▶ Aim:
Wherever the word "JSON" turns up in a line of the entries, copy that line.
━━━━━━━━━━
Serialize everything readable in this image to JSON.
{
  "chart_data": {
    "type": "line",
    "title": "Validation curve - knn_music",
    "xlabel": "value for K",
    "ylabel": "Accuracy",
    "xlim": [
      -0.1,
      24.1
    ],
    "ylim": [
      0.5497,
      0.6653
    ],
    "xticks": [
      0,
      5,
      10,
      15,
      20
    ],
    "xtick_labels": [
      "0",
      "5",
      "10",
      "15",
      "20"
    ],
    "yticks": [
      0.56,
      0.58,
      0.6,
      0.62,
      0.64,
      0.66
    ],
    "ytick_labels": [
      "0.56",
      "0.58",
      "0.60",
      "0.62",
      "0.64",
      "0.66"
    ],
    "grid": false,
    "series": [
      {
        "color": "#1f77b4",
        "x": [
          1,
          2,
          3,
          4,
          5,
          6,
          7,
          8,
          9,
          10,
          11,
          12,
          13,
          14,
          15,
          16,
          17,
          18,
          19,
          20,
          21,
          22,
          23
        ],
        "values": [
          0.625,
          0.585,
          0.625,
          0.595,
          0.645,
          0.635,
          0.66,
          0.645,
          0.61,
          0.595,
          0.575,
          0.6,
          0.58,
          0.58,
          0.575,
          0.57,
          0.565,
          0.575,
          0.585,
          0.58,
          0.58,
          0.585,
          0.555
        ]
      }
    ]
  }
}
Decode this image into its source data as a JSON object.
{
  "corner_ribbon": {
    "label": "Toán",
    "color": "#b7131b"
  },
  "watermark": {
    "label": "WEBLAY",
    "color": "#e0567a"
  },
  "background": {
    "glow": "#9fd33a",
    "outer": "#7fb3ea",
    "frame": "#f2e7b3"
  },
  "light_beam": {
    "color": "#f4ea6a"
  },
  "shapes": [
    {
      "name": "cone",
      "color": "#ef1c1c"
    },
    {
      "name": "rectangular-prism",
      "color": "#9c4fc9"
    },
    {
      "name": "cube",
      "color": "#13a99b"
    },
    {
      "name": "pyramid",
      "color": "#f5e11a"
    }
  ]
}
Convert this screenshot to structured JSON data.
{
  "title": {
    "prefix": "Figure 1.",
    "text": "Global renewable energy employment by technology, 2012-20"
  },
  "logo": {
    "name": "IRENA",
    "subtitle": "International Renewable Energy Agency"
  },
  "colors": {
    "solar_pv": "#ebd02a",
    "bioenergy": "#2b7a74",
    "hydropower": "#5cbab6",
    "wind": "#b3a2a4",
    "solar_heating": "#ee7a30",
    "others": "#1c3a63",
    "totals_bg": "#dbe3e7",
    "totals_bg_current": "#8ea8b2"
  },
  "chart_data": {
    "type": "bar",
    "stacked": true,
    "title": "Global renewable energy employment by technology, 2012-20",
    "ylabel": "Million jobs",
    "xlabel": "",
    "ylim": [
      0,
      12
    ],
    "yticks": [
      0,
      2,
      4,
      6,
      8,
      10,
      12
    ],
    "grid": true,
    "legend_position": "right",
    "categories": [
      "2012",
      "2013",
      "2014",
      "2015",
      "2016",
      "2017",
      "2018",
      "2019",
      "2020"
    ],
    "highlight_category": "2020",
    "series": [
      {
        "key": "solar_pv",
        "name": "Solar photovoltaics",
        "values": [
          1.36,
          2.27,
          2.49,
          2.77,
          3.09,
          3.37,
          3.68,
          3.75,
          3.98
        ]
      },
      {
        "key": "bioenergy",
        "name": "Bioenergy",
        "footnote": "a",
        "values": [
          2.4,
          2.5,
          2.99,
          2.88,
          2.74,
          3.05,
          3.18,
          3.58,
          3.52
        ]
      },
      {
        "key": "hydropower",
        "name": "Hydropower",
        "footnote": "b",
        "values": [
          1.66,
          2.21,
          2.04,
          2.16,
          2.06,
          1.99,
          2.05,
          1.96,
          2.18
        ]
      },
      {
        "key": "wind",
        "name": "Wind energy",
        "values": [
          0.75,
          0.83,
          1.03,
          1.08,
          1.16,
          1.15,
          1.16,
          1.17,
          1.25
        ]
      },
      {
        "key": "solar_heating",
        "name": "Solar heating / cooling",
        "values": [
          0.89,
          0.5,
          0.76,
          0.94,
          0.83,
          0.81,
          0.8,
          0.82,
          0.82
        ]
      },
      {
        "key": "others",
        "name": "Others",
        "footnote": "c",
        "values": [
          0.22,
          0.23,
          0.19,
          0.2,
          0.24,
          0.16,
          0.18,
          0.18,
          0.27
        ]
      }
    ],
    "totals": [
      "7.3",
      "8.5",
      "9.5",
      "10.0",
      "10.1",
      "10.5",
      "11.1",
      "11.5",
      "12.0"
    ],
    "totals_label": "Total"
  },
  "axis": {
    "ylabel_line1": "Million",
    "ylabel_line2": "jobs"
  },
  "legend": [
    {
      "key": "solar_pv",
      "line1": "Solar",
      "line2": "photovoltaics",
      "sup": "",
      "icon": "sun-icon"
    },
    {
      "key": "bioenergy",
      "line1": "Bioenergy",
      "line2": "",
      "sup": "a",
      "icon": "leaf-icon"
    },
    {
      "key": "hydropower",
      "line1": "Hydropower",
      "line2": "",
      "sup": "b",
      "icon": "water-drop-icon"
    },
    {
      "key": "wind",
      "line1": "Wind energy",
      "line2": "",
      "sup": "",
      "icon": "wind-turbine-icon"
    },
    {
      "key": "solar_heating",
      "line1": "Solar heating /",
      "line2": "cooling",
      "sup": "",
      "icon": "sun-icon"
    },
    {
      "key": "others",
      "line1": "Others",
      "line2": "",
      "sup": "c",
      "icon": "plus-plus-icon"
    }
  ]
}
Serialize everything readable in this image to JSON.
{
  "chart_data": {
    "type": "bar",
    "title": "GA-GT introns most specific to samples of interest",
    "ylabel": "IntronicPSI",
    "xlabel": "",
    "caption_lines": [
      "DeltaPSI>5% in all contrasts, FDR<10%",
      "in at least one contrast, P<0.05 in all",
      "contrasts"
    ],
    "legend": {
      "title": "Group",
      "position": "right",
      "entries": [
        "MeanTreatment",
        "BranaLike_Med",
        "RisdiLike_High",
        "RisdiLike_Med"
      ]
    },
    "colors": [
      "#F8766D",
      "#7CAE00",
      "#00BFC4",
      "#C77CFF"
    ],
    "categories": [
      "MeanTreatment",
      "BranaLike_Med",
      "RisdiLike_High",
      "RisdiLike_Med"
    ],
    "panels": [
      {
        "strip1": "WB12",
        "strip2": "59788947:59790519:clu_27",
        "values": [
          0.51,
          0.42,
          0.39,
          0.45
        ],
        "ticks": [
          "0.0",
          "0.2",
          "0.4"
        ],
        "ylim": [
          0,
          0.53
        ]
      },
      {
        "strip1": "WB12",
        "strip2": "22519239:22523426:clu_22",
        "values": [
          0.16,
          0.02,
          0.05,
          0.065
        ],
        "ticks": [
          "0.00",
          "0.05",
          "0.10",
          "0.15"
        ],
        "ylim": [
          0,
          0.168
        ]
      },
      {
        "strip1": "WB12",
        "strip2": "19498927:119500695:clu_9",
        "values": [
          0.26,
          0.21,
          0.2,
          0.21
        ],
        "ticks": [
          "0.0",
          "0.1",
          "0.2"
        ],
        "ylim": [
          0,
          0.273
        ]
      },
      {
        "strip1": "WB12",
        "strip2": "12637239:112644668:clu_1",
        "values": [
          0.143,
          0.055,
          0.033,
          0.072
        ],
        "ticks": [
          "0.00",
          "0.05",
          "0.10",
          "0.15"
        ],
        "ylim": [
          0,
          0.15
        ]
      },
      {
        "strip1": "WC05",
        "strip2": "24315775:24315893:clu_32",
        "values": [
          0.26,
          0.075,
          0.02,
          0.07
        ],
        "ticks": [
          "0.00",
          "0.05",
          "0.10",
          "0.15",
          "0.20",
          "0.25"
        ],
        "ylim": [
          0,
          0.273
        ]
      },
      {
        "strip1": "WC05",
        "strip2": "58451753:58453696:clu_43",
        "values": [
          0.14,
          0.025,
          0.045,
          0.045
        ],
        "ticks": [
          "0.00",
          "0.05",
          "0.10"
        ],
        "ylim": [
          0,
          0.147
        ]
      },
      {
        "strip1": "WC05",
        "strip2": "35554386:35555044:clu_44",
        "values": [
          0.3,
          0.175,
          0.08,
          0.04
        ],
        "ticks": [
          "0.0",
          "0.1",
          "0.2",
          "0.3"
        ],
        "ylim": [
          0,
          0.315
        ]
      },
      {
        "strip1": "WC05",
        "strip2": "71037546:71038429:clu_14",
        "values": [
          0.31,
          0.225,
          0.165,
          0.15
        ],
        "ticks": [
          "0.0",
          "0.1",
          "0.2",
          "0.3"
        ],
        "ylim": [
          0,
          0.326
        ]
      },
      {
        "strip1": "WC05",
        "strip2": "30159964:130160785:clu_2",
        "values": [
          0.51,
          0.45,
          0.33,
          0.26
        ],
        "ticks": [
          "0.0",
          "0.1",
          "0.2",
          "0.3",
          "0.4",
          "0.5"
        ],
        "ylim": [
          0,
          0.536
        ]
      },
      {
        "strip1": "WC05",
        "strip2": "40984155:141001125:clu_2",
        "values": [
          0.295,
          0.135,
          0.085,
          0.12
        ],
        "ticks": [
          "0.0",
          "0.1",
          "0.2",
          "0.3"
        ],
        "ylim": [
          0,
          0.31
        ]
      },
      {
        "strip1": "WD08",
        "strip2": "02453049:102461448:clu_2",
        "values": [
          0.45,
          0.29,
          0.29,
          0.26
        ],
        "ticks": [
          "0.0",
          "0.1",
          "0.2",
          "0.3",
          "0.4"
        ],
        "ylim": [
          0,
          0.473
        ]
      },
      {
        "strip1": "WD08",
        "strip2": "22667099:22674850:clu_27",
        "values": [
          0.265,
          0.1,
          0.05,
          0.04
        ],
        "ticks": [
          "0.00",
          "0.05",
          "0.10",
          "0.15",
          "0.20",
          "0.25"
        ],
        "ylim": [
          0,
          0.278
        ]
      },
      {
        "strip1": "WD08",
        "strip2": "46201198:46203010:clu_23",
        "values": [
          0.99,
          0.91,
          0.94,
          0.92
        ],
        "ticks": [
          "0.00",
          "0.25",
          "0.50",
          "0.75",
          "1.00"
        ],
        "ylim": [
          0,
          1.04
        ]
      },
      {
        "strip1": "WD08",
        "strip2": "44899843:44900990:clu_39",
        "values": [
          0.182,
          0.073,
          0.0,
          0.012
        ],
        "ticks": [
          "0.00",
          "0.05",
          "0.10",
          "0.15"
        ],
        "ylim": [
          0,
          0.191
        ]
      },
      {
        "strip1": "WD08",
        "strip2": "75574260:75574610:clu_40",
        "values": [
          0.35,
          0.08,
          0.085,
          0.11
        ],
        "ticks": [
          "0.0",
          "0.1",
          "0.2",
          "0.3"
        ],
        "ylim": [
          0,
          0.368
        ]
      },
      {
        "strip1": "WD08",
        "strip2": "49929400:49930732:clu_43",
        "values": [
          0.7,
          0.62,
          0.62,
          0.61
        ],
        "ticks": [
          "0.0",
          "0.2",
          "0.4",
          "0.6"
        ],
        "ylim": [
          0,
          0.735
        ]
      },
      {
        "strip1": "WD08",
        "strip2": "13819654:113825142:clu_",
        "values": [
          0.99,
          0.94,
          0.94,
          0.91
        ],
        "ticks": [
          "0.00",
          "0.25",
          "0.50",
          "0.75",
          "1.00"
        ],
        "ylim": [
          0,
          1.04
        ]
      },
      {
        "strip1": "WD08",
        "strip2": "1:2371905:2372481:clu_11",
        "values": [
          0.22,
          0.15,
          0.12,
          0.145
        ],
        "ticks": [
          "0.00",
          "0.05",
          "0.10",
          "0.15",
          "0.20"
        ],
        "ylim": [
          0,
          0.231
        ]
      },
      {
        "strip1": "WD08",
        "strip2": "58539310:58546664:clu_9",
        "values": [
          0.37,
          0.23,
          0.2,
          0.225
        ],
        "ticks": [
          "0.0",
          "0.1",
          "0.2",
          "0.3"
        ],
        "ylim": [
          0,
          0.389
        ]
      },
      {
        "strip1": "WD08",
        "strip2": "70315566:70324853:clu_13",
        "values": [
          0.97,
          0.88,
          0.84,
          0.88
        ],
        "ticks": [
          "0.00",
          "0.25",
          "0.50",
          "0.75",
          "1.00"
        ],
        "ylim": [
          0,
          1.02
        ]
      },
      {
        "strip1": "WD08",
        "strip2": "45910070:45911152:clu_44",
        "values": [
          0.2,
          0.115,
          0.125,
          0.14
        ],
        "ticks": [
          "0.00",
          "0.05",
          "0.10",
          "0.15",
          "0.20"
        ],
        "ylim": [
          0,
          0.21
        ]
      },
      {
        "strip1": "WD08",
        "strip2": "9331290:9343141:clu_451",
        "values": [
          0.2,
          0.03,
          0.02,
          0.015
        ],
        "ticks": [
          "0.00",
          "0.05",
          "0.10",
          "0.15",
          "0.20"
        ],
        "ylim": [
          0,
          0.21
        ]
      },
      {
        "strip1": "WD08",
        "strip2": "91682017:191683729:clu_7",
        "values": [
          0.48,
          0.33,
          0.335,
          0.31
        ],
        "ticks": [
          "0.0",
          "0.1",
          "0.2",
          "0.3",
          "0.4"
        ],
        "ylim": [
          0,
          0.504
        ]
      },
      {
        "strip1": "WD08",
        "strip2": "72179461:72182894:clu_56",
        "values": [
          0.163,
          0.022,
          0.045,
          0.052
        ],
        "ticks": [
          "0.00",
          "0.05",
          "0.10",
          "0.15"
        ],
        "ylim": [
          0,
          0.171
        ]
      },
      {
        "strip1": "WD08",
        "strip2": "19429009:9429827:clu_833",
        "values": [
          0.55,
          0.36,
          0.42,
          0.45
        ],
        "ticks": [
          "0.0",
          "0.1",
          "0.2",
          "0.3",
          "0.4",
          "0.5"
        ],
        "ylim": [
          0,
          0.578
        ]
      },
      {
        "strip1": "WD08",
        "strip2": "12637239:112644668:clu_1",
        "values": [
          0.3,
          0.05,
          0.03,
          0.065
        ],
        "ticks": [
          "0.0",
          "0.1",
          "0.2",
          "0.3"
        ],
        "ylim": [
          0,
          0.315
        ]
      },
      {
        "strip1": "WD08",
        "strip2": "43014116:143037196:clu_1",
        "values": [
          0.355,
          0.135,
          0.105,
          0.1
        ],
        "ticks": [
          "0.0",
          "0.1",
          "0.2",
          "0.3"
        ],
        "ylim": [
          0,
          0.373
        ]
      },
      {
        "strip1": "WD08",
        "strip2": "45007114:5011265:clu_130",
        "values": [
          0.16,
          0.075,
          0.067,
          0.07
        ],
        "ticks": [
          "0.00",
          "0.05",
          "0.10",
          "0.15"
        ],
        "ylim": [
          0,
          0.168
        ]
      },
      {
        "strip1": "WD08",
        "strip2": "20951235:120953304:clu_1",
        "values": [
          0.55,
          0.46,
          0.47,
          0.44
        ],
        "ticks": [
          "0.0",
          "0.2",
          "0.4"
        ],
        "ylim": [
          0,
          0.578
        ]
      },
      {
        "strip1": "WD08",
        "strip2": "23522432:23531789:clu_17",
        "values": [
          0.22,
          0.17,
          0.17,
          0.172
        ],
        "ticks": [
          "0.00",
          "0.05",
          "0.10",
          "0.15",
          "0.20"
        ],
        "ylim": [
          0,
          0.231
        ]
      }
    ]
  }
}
━━━━━━━━━━
▶ Result of the exercise:
Serialize everything readable in this image to JSON.
Decode this image into its source data as a JSON object.
Convert this screenshot to structured JSON data.
Serialize everything readable in this image to JSON.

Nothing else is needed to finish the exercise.